#### SET PROBLEM 1
Transcribe the part of the boxing article that opens with the words containing "Espinoza says that" and closes with "to the battleground.".

#### DOCUMENT
Then just 19 years old, the precocious Alvarez had thoroughly impressed with a display of skill, speed, and power against game veteran Jose Miguel Cotto, older brother to the man Mayweather would beat two years later. He had been a bit shaken early in the fight, but after that, like Mayweather did on a more significant scale later in the evening, he dominated.

It wasn't long after that that Alvarez started talking about fighting Floyd Mayweather sooner than later. Just three years and change later, that fight is upon us.

Alvarez (42-0-1, 30 KO) is without question a good young fighter. Anyone who denies that he's a good fighter is going above and beyond the call of duty when it comes to being a boxing cynic. But it's also hard to argue that he hasn't had more handed to him than he's earned. Wins over the likes of Carlos Baldomir, Matthew Hatton, Ryan Rhodes, and Alfonso Gomez followed up on the promise we'd seen against Jose Cotto. But after that, the sense was that we should be seeing more than those type of fights, even if he was still very young. Mayweather, after all, had won his first world title at age 21 by beating Genaro Hernandez, a much better fighter than the guys Alvarez was tearing through.

Instead of steps up against legitimate contenders, we got carny-sold "steps up" against the shells of Kermit Cintron and Mosley, a couple of declining ex-titlists who lost to Canelo in predictable fashion, Cintron beaten down in five rounds, and the iron-chinned and iron-willed Mosley taking a sustained beating over 12. His follow-up destruction of the game but woefully undersized Josesito Lopez was exciting in the way that Miguel Cabrera hitting a home run off of a really good college pitcher might be exciting, because he might hit it real damn far, but few were sold on that win, either.

When Alvarez demanded Austin Trout this year, he earned a bit more than he perhaps had in the past. Beating the unbeaten and crafty Trout in front of 40,000 strong in San Antonio not only made some of the remaining Alvarez doubters admit that maybe he was actually pretty good after all, but it also established that he was an A-level drawing card in American boxing, with an enormous, adoring fan base that would pay to see him fight.

Espinoza says that the underwhelming financial results of Mayweather-Guerrero did not play a real hand in Mayweather-Canelo being made, but with a six-fight contract starting on a relative flop, Showtime and Floyd Mayweather needed something real. Something big. Something new that could excite fans, and a fighter who could bring his own army to the battleground.

That is Canelo Alvarez. ""One reason this fight is so big is because the mainstream, the casual fan is responding," Espinoza said on Wednesday. "Whatever they're responding to, whether it's having a fresh face, or credible risk, or whatever it is, they're responding."

As for the credible risk, which may be what a large portion of the public is buying, it goes without saying, probably, that few are picking Canelo Alvarez to win this fight, or even to be particularly competitive on Saturday night. So why is this fight intriguing?

Because there is some risk. Mayweather is 36 years old, and has never performed his best above 147 pounds. He's only fought at junior middleweight twice, and though he got a 152-pound catchweight for this fight, unless Canelo is drained to all hell, that won't be the difference maker in the fight.

Against Oscar at 154, Mayweather had to dig down and find something special to beat a bigger, stronger man. Against Miguel Cotto at 154, we saw Mayweather struggle in spots far more often than we had in any fight since De La Hoya. The obvious similarity is the weight class.

#### DATA FOR THIS TASK
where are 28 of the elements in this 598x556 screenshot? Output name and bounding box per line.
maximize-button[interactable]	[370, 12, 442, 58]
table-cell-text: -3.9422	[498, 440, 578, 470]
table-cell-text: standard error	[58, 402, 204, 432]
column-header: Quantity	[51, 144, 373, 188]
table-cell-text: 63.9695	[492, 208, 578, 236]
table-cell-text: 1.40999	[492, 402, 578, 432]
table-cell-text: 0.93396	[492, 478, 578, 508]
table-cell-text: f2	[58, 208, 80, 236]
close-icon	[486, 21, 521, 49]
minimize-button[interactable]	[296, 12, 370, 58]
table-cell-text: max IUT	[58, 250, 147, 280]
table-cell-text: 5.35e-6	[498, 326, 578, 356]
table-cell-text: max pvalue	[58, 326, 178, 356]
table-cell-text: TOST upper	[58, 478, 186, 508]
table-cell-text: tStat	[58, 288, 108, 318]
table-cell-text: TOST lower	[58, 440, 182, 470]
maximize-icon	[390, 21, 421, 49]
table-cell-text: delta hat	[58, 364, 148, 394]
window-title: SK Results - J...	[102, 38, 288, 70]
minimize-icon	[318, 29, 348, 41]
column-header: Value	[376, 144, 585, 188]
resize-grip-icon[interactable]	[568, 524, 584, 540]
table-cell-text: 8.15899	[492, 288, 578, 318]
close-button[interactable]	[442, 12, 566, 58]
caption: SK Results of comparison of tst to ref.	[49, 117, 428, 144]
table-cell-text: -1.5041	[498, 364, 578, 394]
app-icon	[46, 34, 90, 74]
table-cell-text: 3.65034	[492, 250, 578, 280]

#### SET PROBLEM 2
Please update the records from their start through the line containing "21, 521, 49]" by replacing "screenshot" with "screen capture", leaving everything else unchanged, and give only those lines.

#### TASK RESPONSE 1
Espinoza says that the underwhelming financial results of Mayweather-Guerrero did not play a real hand in Mayweather-Canelo being made, but with a six-fight contract starting on a relative flop, Showtime and Floyd Mayweather needed something real. Something big. Something new that could excite fans, and a fighter who could bring his own army to the battleground.

#### TASK RESPONSE 2
where are 28 of the elements in this 598x556 screen capture? Output name and bounding box per line.
maximize-button[interactable]	[370, 12, 442, 58]
table-cell-text: -3.9422	[498, 440, 578, 470]
table-cell-text: standard error	[58, 402, 204, 432]
column-header: Quantity	[51, 144, 373, 188]
table-cell-text: 63.9695	[492, 208, 578, 236]
table-cell-text: 1.40999	[492, 402, 578, 432]
table-cell-text: 0.93396	[492, 478, 578, 508]
table-cell-text: f2	[58, 208, 80, 236]
close-icon	[486, 21, 521, 49]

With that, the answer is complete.